_Input rows_
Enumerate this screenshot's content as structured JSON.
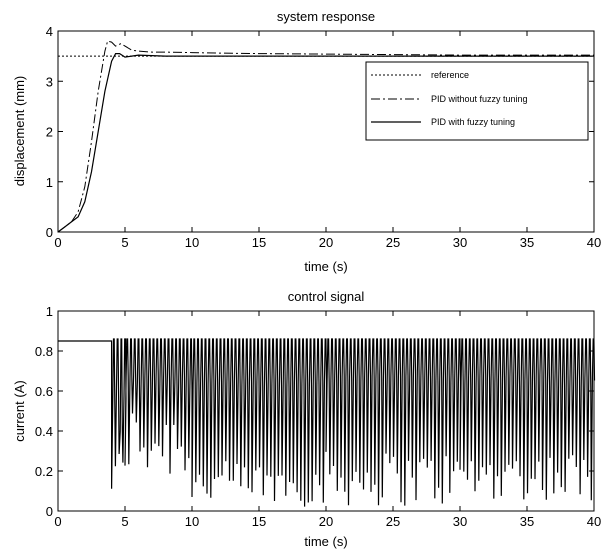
{
  "chart_data": [
    {
      "type": "line",
      "title": "system response",
      "xlabel": "time (s)",
      "ylabel": "displacement (mm)",
      "xlim": [
        0,
        40
      ],
      "ylim": [
        0,
        4
      ],
      "xticks": [
        0,
        5,
        10,
        15,
        20,
        25,
        30,
        35,
        40
      ],
      "yticks": [
        0,
        1,
        2,
        3,
        4
      ],
      "grid": false,
      "legend_position": "right",
      "series": [
        {
          "name": "reference",
          "style": "dotted",
          "x": [
            0,
            40
          ],
          "y": [
            3.5,
            3.5
          ]
        },
        {
          "name": "PID without fuzzy tuning",
          "style": "dashdot",
          "x": [
            0,
            0.5,
            1,
            1.5,
            2,
            2.5,
            3,
            3.5,
            3.7,
            4,
            4.3,
            4.7,
            5,
            5.5,
            6,
            7,
            8,
            10,
            12,
            15,
            20,
            25,
            30,
            35,
            40
          ],
          "y": [
            0,
            0.1,
            0.2,
            0.4,
            0.9,
            1.8,
            2.8,
            3.6,
            3.8,
            3.78,
            3.7,
            3.75,
            3.7,
            3.62,
            3.6,
            3.58,
            3.58,
            3.57,
            3.56,
            3.55,
            3.54,
            3.53,
            3.52,
            3.52,
            3.52
          ]
        },
        {
          "name": "PID with fuzzy tuning",
          "style": "solid",
          "x": [
            0,
            0.5,
            1,
            1.5,
            2,
            2.5,
            3,
            3.5,
            4,
            4.3,
            4.6,
            5,
            5.5,
            6,
            7,
            8,
            10,
            15,
            20,
            25,
            30,
            35,
            40
          ],
          "y": [
            0,
            0.1,
            0.2,
            0.3,
            0.6,
            1.2,
            2.0,
            2.8,
            3.4,
            3.55,
            3.55,
            3.48,
            3.5,
            3.52,
            3.51,
            3.5,
            3.5,
            3.5,
            3.5,
            3.5,
            3.5,
            3.5,
            3.5
          ]
        }
      ]
    },
    {
      "type": "line",
      "title": "control signal",
      "xlabel": "time (s)",
      "ylabel": "current (A)",
      "xlim": [
        0,
        40
      ],
      "ylim": [
        0,
        1
      ],
      "xticks": [
        0,
        5,
        10,
        15,
        20,
        25,
        30,
        35,
        40
      ],
      "yticks": [
        0,
        0.2,
        0.4,
        0.6,
        0.8,
        1
      ],
      "grid": false,
      "series": [
        {
          "style": "solid",
          "initial_level": 0.85,
          "initial_until": 4.0,
          "upper_level": 0.86,
          "switch_interval": 0.28,
          "segments": [
            {
              "x": [
                4.0,
                5.0
              ],
              "base": [
                0.35,
                0.62
              ],
              "dip": [
                0.02,
                0.32
              ]
            },
            {
              "x": [
                5.0,
                10.0
              ],
              "base": [
                0.62,
                0.68
              ],
              "dip": [
                0.15,
                0.55
              ]
            },
            {
              "x": [
                10.0,
                20.0
              ],
              "base": [
                0.62,
                0.65
              ],
              "dip": [
                0.02,
                0.25
              ]
            },
            {
              "x": [
                20.0,
                30.0
              ],
              "base": [
                0.64,
                0.68
              ],
              "dip": [
                0.02,
                0.3
              ]
            },
            {
              "x": [
                30.0,
                40.0
              ],
              "base": [
                0.62,
                0.68
              ],
              "dip": [
                0.05,
                0.3
              ]
            }
          ]
        }
      ]
    }
  ]
}
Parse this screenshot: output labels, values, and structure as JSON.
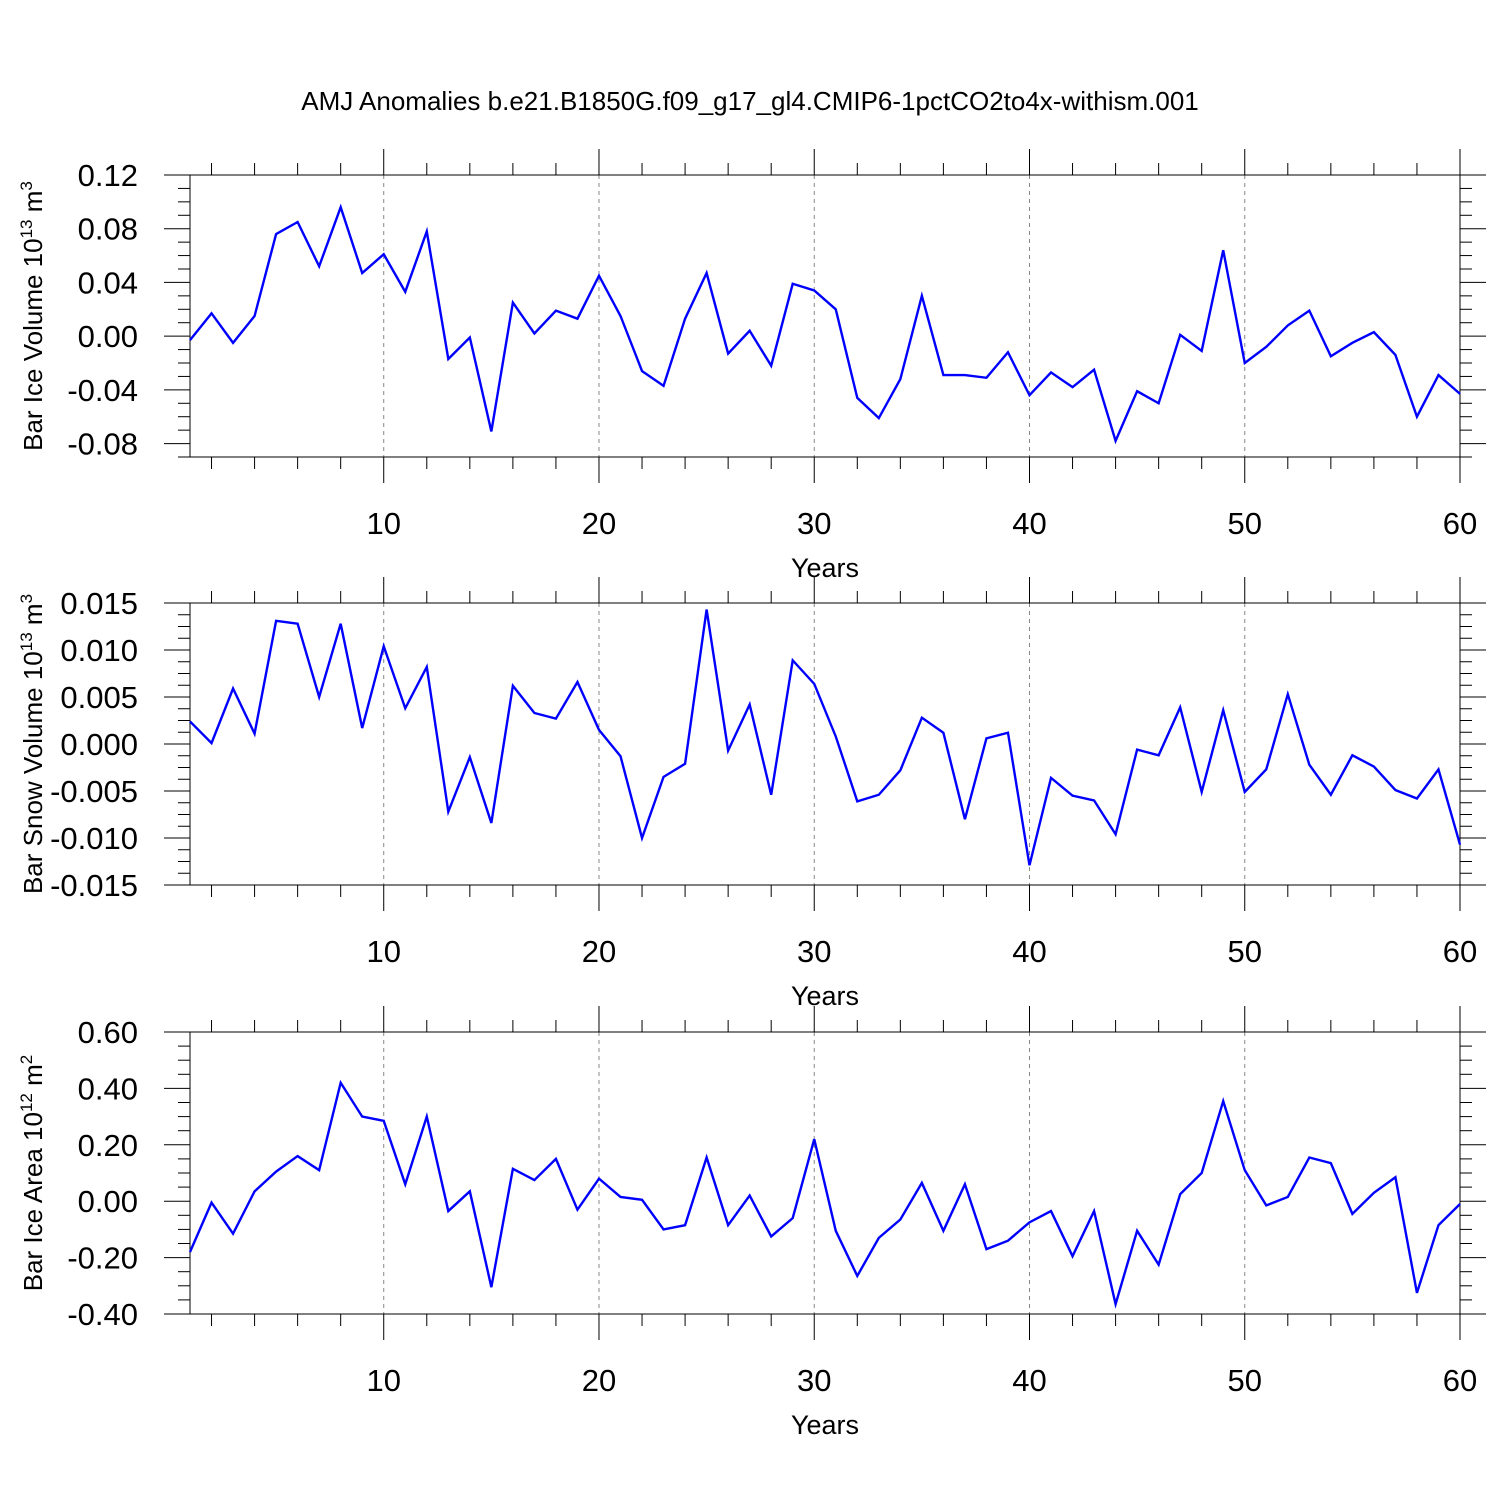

_Written exercise_
Scan the records above for the string "name", then report every line that contains it.

_Written solution_
          "name": "reference",
          "name": "PID without fuzzy tuning",
          "name": "PID with fuzzy tuning",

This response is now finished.